__Texte de référence__
□ □ □ □
La situation de l’Ordre de Malte semble s’apaiser avec le départ du Grand-Maître Fra’ Matthew Festing. Pourtant, les termes avec lesquels ce départ a été officialisé laissent planer de nombreuses ombres.
Le rôle du Saint-Siège n’est pas clair et les déclarations provenant du Saint-Père lui-même utilisent un vocabulaire juridique abusif. La communication provenant tant de l’Ordre que du Vatican est elle-même floue et contradictoire. La relecture du fil des événements laisse un grand malaise, comme nous l’avions souligné la semaine dernière.
Le pape s’exprime comme le grand ordonnateur des décisions concernant la crise et semble, invalider de son propre chef les décisions de Fra’ Matthew depuis le 6 décembre 2016. Si tel est bien le cas, il s’agit d’un véritable coup d’Etat et d’une ingérence sans précédant. Le pape n’a pas cette autorité sur l’Ordre.
□ □ □ □
__Extraits du corpus__
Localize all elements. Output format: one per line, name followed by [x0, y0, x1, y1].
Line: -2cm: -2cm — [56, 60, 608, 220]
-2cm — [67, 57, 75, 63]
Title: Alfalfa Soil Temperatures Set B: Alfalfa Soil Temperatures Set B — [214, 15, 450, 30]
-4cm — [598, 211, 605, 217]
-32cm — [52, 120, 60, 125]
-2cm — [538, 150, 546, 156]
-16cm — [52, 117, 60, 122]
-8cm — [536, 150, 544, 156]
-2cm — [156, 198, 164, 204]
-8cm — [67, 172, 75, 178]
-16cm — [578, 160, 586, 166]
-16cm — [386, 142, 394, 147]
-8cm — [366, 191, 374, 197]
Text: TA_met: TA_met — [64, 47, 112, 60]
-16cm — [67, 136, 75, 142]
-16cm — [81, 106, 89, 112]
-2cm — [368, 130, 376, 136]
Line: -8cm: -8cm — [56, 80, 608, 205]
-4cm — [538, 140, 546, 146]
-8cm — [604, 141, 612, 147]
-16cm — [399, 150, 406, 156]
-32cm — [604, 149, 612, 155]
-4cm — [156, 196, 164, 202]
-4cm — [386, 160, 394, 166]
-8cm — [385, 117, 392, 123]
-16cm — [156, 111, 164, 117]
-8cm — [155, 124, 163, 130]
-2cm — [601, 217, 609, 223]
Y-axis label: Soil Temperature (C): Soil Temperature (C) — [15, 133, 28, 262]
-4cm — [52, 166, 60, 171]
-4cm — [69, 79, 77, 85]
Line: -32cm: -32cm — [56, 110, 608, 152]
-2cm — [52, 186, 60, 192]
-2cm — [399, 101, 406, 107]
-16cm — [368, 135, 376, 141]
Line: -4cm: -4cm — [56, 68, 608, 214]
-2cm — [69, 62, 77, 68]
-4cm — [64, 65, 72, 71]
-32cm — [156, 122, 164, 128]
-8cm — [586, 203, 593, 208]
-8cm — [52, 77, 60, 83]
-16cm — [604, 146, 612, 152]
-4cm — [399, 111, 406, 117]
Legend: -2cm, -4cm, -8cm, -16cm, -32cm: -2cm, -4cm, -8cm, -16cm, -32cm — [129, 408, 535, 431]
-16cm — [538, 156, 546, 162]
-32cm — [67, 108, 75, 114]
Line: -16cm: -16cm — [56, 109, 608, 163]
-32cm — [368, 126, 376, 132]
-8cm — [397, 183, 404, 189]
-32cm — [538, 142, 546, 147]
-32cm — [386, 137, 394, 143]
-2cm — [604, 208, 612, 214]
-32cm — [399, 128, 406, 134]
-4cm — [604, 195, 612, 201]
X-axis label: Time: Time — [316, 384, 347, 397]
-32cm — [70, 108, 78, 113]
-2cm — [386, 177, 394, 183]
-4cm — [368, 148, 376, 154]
□ □ □ □
__Objectif__
Dans le texte sur l'Ordre de Malte, recopiez le passage compris entre « La situation de » et « autorité sur l’Ordre. », bornes incluses, en substituant « Siège apostolique » à « Saint-Siège ». Les items n'interviennent d'aucune manière dans ce qui suit.

__Solution proposée__
La situation de l’Ordre de Malte semble s’apaiser avec le départ du Grand-Maître Fra’ Matthew Festing. Pourtant, les termes avec lesquels ce départ a été officialisé laissent planer de nombreuses ombres.
Le rôle du Siège apostolique n’est pas clair et les déclarations provenant du Saint-Père lui-même utilisent un vocabulaire juridique abusif. La communication provenant tant de l’Ordre que du Vatican est elle-même floue et contradictoire. La relecture du fil des événements laisse un grand malaise, comme nous l’avions souligné la semaine dernière.
Le pape s’exprime comme le grand ordonnateur des décisions concernant la crise et semble, invalider de son propre chef les décisions de Fra’ Matthew depuis le 6 décembre 2016. Si tel est bien le cas, il s’agit d’un véritable coup d’Etat et d’une ingérence sans précédant. Le pape n’a pas cette autorité sur l’Ordre.